Task: Copy every line that contains the string "διαστάσεις" from the entries below.

========

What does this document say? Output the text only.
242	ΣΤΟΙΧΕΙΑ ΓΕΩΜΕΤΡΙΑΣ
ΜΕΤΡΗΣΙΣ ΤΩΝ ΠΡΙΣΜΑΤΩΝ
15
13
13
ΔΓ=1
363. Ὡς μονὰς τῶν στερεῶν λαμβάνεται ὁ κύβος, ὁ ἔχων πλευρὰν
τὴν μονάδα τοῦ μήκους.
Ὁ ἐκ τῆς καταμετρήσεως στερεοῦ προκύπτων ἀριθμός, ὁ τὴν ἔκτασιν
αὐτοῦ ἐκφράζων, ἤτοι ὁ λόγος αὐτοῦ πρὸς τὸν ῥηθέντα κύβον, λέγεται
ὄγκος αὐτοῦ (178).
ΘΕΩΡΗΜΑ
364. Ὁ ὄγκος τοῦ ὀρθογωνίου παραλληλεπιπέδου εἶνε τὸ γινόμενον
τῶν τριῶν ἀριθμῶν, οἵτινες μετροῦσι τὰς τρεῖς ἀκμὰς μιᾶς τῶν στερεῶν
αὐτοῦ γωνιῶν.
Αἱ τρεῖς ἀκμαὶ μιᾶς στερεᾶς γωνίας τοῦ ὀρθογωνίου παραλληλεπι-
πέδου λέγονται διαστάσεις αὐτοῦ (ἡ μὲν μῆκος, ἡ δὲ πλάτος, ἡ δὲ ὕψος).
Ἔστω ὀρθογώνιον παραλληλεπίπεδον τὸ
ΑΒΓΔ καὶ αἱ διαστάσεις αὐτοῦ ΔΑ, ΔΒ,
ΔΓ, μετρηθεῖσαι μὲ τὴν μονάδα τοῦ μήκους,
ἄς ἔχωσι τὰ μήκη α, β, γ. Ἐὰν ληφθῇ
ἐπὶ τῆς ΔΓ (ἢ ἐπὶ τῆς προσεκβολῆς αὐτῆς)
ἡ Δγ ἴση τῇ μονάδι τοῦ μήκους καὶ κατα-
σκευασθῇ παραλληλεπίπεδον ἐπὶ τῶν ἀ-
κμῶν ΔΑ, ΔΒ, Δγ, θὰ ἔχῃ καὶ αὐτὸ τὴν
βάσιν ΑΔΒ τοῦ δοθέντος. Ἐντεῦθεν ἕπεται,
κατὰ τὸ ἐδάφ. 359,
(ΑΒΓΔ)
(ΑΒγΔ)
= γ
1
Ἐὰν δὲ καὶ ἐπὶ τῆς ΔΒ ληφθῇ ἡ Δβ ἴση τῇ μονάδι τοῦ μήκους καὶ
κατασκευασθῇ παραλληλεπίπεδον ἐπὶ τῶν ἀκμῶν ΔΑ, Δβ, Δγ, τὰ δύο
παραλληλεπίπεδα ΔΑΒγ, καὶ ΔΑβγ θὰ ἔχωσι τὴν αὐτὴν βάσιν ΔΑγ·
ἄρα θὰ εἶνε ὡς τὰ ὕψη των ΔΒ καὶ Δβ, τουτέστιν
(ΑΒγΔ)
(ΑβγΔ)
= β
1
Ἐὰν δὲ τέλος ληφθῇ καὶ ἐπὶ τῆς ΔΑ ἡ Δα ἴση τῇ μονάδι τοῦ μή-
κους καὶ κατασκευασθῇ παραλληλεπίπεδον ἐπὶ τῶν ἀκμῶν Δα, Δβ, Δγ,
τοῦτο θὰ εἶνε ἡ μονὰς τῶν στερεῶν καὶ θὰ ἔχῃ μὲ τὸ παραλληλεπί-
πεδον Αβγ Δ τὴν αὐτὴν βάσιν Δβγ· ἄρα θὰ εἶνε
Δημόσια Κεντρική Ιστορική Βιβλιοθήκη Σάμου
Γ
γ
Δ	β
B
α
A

========

Task response:
πέδου λέγονται διαστάσεις αὐτοῦ (ἡ μὲν μῆκος, ἡ δὲ πλάτος, ἡ δὲ ὕψος).
ΑΒΓΔ καὶ αἱ διαστάσεις αὐτοῦ ΔΑ, ΔΒ,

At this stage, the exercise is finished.